→ **TASK REQUIREMENTS**
Quote every entry word for word.

→ **MATERIAL**
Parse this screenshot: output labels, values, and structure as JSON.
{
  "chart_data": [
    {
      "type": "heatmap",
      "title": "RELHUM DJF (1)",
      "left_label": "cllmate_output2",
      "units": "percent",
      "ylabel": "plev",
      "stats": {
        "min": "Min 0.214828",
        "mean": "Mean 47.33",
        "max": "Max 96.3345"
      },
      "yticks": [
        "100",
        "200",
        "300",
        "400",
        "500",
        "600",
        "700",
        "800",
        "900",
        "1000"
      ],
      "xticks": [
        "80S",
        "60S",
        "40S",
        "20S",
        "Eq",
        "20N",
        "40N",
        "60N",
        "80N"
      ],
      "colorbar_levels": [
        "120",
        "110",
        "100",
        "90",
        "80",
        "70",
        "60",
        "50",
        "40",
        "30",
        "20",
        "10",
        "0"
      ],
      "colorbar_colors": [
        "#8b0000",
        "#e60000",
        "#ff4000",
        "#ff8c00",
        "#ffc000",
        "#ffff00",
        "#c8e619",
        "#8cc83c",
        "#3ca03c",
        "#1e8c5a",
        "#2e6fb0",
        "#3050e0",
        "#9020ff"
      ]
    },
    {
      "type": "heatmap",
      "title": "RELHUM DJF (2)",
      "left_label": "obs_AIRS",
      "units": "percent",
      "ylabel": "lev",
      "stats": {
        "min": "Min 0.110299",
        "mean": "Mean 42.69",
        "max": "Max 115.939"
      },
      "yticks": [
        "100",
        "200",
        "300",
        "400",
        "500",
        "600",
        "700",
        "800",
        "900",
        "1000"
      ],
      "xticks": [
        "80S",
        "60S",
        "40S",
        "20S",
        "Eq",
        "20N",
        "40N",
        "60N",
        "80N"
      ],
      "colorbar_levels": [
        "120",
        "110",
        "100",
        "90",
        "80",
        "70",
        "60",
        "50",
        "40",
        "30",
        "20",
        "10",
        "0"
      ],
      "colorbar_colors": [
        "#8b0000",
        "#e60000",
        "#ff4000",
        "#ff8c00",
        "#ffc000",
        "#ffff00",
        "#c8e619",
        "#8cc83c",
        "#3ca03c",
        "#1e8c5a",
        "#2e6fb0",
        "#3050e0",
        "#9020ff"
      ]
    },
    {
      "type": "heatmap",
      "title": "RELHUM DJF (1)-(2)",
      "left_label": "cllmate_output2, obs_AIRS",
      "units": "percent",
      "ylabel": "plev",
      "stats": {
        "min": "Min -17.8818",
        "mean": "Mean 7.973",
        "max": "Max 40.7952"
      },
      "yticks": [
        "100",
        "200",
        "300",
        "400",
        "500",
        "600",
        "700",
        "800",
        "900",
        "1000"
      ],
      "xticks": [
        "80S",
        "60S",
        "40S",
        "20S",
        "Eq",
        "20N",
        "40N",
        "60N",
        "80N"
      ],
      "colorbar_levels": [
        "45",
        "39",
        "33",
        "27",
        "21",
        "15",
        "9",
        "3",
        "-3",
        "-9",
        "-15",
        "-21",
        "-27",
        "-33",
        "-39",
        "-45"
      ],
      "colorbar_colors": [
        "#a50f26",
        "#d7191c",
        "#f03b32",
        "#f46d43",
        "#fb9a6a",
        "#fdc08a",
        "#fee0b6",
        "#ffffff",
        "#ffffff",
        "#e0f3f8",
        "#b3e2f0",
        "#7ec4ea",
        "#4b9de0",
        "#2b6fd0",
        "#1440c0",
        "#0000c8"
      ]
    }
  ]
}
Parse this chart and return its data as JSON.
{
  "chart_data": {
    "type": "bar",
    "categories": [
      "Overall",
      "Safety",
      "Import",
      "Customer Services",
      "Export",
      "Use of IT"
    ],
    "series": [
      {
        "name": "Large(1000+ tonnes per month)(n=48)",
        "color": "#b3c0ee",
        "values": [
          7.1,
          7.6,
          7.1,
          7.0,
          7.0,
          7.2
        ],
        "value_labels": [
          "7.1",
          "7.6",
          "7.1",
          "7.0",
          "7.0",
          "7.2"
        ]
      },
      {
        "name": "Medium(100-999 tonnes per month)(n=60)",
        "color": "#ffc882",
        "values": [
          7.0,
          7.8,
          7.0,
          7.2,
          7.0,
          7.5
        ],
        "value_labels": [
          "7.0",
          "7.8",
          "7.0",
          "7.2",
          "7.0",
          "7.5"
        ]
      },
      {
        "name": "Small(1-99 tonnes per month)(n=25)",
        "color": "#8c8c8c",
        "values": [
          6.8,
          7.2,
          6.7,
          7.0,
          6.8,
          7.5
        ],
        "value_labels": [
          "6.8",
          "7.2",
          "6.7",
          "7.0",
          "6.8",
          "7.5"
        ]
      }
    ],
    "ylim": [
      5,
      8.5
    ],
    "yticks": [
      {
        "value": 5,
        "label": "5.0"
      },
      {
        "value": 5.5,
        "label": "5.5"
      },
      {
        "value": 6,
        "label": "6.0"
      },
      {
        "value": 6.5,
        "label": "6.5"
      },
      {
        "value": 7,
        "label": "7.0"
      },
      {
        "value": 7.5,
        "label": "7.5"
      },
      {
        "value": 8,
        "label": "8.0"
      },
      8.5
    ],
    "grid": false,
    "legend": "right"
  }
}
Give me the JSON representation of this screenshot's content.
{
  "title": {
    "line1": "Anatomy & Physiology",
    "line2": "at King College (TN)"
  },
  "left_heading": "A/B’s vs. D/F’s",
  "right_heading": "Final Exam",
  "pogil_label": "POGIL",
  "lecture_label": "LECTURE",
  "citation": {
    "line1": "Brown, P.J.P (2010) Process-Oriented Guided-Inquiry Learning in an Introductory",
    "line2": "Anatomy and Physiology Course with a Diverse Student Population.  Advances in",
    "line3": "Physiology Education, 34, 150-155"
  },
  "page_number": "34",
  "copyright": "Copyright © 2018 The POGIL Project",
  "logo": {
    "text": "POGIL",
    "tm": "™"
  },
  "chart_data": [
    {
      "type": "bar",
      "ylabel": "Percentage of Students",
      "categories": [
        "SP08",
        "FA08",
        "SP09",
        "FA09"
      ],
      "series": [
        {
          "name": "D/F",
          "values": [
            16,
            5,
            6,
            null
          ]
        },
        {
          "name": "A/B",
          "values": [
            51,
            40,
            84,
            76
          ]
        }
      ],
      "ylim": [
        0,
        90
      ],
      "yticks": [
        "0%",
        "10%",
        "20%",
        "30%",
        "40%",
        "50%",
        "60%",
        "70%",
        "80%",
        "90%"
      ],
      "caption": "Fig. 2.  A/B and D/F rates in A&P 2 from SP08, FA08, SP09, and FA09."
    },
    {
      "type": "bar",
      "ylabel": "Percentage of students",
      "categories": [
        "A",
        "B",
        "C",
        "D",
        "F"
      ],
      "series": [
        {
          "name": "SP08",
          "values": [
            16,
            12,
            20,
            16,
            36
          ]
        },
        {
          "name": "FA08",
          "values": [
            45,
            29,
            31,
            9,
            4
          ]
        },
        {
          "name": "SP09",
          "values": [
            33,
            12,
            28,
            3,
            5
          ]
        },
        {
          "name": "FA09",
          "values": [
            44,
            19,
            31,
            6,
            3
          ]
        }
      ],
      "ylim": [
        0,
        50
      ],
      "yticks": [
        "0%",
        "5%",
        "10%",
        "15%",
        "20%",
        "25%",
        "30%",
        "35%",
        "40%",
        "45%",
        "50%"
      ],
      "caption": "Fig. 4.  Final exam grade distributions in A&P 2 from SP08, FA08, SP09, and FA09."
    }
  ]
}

→ **OUTPUT OF THE EXERCISE**
Parse this screenshot: output labels, values, and structure as JSON.
{
  "chart_data": [
    {
      "type": "heatmap",
      "title": "RELHUM DJF (1)",
      "left_label": "cllmate_output2",
      "units": "percent",
      "ylabel": "plev",
      "stats": {
        "min": "Min 0.214828",
        "mean": "Mean 47.33",
        "max": "Max 96.3345"
      },
      "yticks": [
        "100",
        "200",
        "300",
        "400",
        "500",
        "600",
        "700",
        "800",
        "900",
        "1000"
      ],
      "xticks": [
        "80S",
        "60S",
        "40S",
        "20S",
        "Eq",
        "20N",
        "40N",
        "60N",
        "80N"
      ],
      "colorbar_levels": [
        "120",
        "110",
        "100",
        "90",
        "80",
        "70",
        "60",
        "50",
        "40",
        "30",
        "20",
        "10",
        "0"
      ],
      "colorbar_colors": [
        "#8b0000",
        "#e60000",
        "#ff4000",
        "#ff8c00",
        "#ffc000",
        "#ffff00",
        "#c8e619",
        "#8cc83c",
        "#3ca03c",
        "#1e8c5a",
        "#2e6fb0",
        "#3050e0",
        "#9020ff"
      ]
    },
    {
      "type": "heatmap",
      "title": "RELHUM DJF (2)",
      "left_label": "obs_AIRS",
      "units": "percent",
      "ylabel": "lev",
      "stats": {
        "min": "Min 0.110299",
        "mean": "Mean 42.69",
        "max": "Max 115.939"
      },
      "yticks": [
        "100",
        "200",
        "300",
        "400",
        "500",
        "600",
        "700",
        "800",
        "900",
        "1000"
      ],
      "xticks": [
        "80S",
        "60S",
        "40S",
        "20S",
        "Eq",
        "20N",
        "40N",
        "60N",
        "80N"
      ],
      "colorbar_levels": [
        "120",
        "110",
        "100",
        "90",
        "80",
        "70",
        "60",
        "50",
        "40",
        "30",
        "20",
        "10",
        "0"
      ],
      "colorbar_colors": [
        "#8b0000",
        "#e60000",
        "#ff4000",
        "#ff8c00",
        "#ffc000",
        "#ffff00",
        "#c8e619",
        "#8cc83c",
        "#3ca03c",
        "#1e8c5a",
        "#2e6fb0",
        "#3050e0",
        "#9020ff"
      ]
    },
    {
      "type": "heatmap",
      "title": "RELHUM DJF (1)-(2)",
      "left_label": "cllmate_output2, obs_AIRS",
      "units": "percent",
      "ylabel": "plev",
      "stats": {
        "min": "Min -17.8818",
        "mean": "Mean 7.973",
        "max": "Max 40.7952"
      },
      "yticks": [
        "100",
        "200",
        "300",
        "400",
        "500",
        "600",
        "700",
        "800",
        "900",
        "1000"
      ],
      "xticks": [
        "80S",
        "60S",
        "40S",
        "20S",
        "Eq",
        "20N",
        "40N",
        "60N",
        "80N"
      ],
      "colorbar_levels": [
        "45",
        "39",
        "33",
        "27",
        "21",
        "15",
        "9",
        "3",
        "-3",
        "-9",
        "-15",
        "-21",
        "-27",
        "-33",
        "-39",
        "-45"
      ],
      "colorbar_colors": [
        "#a50f26",
        "#d7191c",
        "#f03b32",
        "#f46d43",
        "#fb9a6a",
        "#fdc08a",
        "#fee0b6",
        "#ffffff",
        "#ffffff",
        "#e0f3f8",
        "#b3e2f0",
        "#7ec4ea",
        "#4b9de0",
        "#2b6fd0",
        "#1440c0",
        "#0000c8"
      ]
    }
  ]
}
Parse this chart and return its data as JSON.
{
  "chart_data": {
    "type": "bar",
    "categories": [
      "Overall",
      "Safety",
      "Import",
      "Customer Services",
      "Export",
      "Use of IT"
    ],
    "series": [
      {
        "name": "Large(1000+ tonnes per month)(n=48)",
        "color": "#b3c0ee",
        "values": [
          7.1,
          7.6,
          7.1,
          7.0,
          7.0,
          7.2
        ],
        "value_labels": [
          "7.1",
          "7.6",
          "7.1",
          "7.0",
          "7.0",
          "7.2"
        ]
      },
      {
        "name": "Medium(100-999 tonnes per month)(n=60)",
        "color": "#ffc882",
        "values": [
          7.0,
          7.8,
          7.0,
          7.2,
          7.0,
          7.5
        ],
        "value_labels": [
          "7.0",
          "7.8",
          "7.0",
          "7.2",
          "7.0",
          "7.5"
        ]
      },
      {
        "name": "Small(1-99 tonnes per month)(n=25)",
        "color": "#8c8c8c",
        "values": [
          6.8,
          7.2,
          6.7,
          7.0,
          6.8,
          7.5
        ],
        "value_labels": [
          "6.8",
          "7.2",
          "6.7",
          "7.0",
          "6.8",
          "7.5"
        ]
      }
    ],
    "ylim": [
      5,
      8.5
    ],
    "yticks": [
      {
        "value": 5,
        "label": "5.0"
      },
      {
        "value": 5.5,
        "label": "5.5"
      },
      {
        "value": 6,
        "label": "6.0"
      },
      {
        "value": 6.5,
        "label": "6.5"
      },
      {
        "value": 7,
        "label": "7.0"
      },
      {
        "value": 7.5,
        "label": "7.5"
      },
      {
        "value": 8,
        "label": "8.0"
      },
      8.5
    ],
    "grid": false,
    "legend": "right"
  }
}
Give me the JSON representation of this screenshot's content.
{
  "title": {
    "line1": "Anatomy & Physiology",
    "line2": "at King College (TN)"
  },
  "left_heading": "A/B’s vs. D/F’s",
  "right_heading": "Final Exam",
  "pogil_label": "POGIL",
  "lecture_label": "LECTURE",
  "citation": {
    "line1": "Brown, P.J.P (2010) Process-Oriented Guided-Inquiry Learning in an Introductory",
    "line2": "Anatomy and Physiology Course with a Diverse Student Population.  Advances in",
    "line3": "Physiology Education, 34, 150-155"
  },
  "page_number": "34",
  "copyright": "Copyright © 2018 The POGIL Project",
  "logo": {
    "text": "POGIL",
    "tm": "™"
  },
  "chart_data": [
    {
      "type": "bar",
      "ylabel": "Percentage of Students",
      "categories": [
        "SP08",
        "FA08",
        "SP09",
        "FA09"
      ],
      "series": [
        {
          "name": "D/F",
          "values": [
            16,
            5,
            6,
            null
          ]
        },
        {
          "name": "A/B",
          "values": [
            51,
            40,
            84,
            76
          ]
        }
      ],
      "ylim": [
        0,
        90
      ],
      "yticks": [
        "0%",
        "10%",
        "20%",
        "30%",
        "40%",
        "50%",
        "60%",
        "70%",
        "80%",
        "90%"
      ],
      "caption": "Fig. 2.  A/B and D/F rates in A&P 2 from SP08, FA08, SP09, and FA09."
    },
    {
      "type": "bar",
      "ylabel": "Percentage of students",
      "categories": [
        "A",
        "B",
        "C",
        "D",
        "F"
      ],
      "series": [
        {
          "name": "SP08",
          "values": [
            16,
            12,
            20,
            16,
            36
          ]
        },
        {
          "name": "FA08",
          "values": [
            45,
            29,
            31,
            9,
            4
          ]
        },
        {
          "name": "SP09",
          "values": [
            33,
            12,
            28,
            3,
            5
          ]
        },
        {
          "name": "FA09",
          "values": [
            44,
            19,
            31,
            6,
            3
          ]
        }
      ],
      "ylim": [
        0,
        50
      ],
      "yticks": [
        "0%",
        "5%",
        "10%",
        "15%",
        "20%",
        "25%",
        "30%",
        "35%",
        "40%",
        "45%",
        "50%"
      ],
      "caption": "Fig. 4.  Final exam grade distributions in A&P 2 from SP08, FA08, SP09, and FA09."
    }
  ]
}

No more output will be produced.